# Prompt
Write out all the lines again, precisely as they stand, but without the images.
━━ Given records ━━
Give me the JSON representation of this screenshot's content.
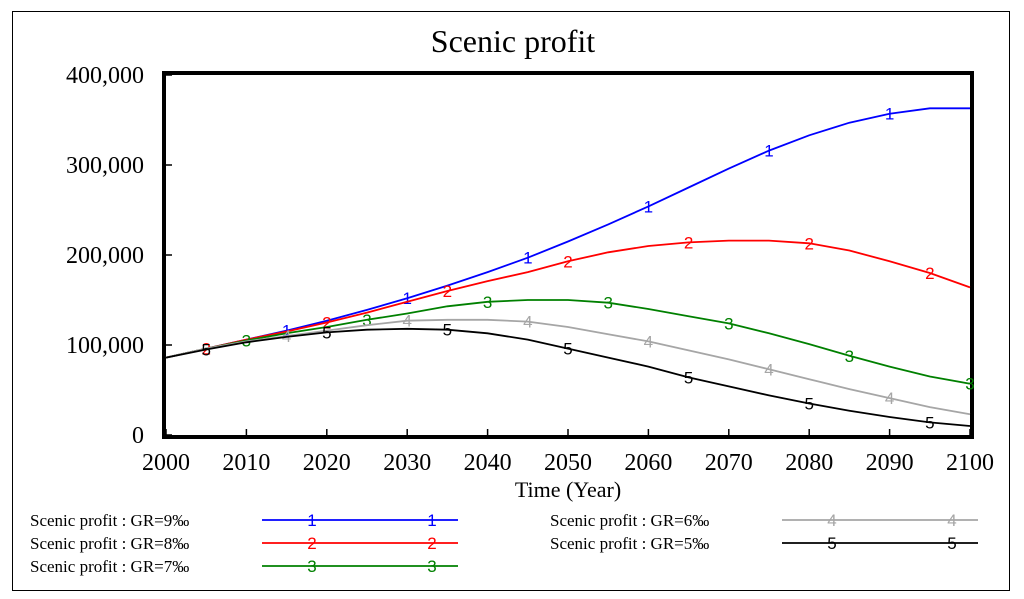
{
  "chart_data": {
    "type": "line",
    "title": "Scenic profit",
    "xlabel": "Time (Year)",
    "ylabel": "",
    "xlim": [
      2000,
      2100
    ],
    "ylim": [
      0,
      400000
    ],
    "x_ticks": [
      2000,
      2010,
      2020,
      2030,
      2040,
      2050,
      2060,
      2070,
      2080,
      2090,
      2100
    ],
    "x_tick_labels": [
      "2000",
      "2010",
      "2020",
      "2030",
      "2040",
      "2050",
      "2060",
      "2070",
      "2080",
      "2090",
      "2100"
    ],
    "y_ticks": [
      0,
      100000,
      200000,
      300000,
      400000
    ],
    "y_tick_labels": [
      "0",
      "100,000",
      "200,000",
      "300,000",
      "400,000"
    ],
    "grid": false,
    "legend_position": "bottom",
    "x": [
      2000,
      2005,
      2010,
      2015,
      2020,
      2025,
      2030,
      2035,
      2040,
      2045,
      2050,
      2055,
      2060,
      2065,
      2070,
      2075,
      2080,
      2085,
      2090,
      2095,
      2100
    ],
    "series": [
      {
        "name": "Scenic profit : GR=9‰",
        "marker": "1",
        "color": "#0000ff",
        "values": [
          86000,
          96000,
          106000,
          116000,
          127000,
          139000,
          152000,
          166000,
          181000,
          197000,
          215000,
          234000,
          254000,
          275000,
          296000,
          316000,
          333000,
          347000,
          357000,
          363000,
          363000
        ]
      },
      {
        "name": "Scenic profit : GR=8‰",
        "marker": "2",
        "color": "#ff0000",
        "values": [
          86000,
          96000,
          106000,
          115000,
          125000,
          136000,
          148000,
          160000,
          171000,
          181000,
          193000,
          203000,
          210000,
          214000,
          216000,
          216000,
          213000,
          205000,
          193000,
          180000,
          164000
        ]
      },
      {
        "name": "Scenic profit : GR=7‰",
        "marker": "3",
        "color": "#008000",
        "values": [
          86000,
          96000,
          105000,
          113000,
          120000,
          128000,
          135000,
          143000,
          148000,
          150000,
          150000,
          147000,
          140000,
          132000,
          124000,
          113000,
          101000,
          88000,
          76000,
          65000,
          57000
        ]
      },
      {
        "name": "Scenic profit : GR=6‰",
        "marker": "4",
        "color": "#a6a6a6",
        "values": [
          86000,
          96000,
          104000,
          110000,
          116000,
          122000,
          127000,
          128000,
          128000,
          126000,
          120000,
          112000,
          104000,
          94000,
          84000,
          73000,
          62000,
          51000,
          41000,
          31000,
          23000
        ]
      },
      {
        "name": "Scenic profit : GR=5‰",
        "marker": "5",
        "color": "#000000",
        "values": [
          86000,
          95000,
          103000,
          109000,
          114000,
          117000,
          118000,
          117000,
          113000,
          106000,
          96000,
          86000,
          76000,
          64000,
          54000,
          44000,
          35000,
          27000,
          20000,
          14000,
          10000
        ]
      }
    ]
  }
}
━━━
# Written reply
Give me the JSON representation of this screenshot's content.
{
  "chart_data": {
    "type": "line",
    "title": "Scenic profit",
    "xlabel": "Time (Year)",
    "ylabel": "",
    "xlim": [
      2000,
      2100
    ],
    "ylim": [
      0,
      400000
    ],
    "x_ticks": [
      2000,
      2010,
      2020,
      2030,
      2040,
      2050,
      2060,
      2070,
      2080,
      2090,
      2100
    ],
    "x_tick_labels": [
      "2000",
      "2010",
      "2020",
      "2030",
      "2040",
      "2050",
      "2060",
      "2070",
      "2080",
      "2090",
      "2100"
    ],
    "y_ticks": [
      0,
      100000,
      200000,
      300000,
      400000
    ],
    "y_tick_labels": [
      "0",
      "100,000",
      "200,000",
      "300,000",
      "400,000"
    ],
    "grid": false,
    "legend_position": "bottom",
    "x": [
      2000,
      2005,
      2010,
      2015,
      2020,
      2025,
      2030,
      2035,
      2040,
      2045,
      2050,
      2055,
      2060,
      2065,
      2070,
      2075,
      2080,
      2085,
      2090,
      2095,
      2100
    ],
    "series": [
      {
        "name": "Scenic profit : GR=9‰",
        "marker": "1",
        "color": "#0000ff",
        "values": [
          86000,
          96000,
          106000,
          116000,
          127000,
          139000,
          152000,
          166000,
          181000,
          197000,
          215000,
          234000,
          254000,
          275000,
          296000,
          316000,
          333000,
          347000,
          357000,
          363000,
          363000
        ]
      },
      {
        "name": "Scenic profit : GR=8‰",
        "marker": "2",
        "color": "#ff0000",
        "values": [
          86000,
          96000,
          106000,
          115000,
          125000,
          136000,
          148000,
          160000,
          171000,
          181000,
          193000,
          203000,
          210000,
          214000,
          216000,
          216000,
          213000,
          205000,
          193000,
          180000,
          164000
        ]
      },
      {
        "name": "Scenic profit : GR=7‰",
        "marker": "3",
        "color": "#008000",
        "values": [
          86000,
          96000,
          105000,
          113000,
          120000,
          128000,
          135000,
          143000,
          148000,
          150000,
          150000,
          147000,
          140000,
          132000,
          124000,
          113000,
          101000,
          88000,
          76000,
          65000,
          57000
        ]
      },
      {
        "name": "Scenic profit : GR=6‰",
        "marker": "4",
        "color": "#a6a6a6",
        "values": [
          86000,
          96000,
          104000,
          110000,
          116000,
          122000,
          127000,
          128000,
          128000,
          126000,
          120000,
          112000,
          104000,
          94000,
          84000,
          73000,
          62000,
          51000,
          41000,
          31000,
          23000
        ]
      },
      {
        "name": "Scenic profit : GR=5‰",
        "marker": "5",
        "color": "#000000",
        "values": [
          86000,
          95000,
          103000,
          109000,
          114000,
          117000,
          118000,
          117000,
          113000,
          106000,
          96000,
          86000,
          76000,
          64000,
          54000,
          44000,
          35000,
          27000,
          20000,
          14000,
          10000
        ]
      }
    ]
  }
}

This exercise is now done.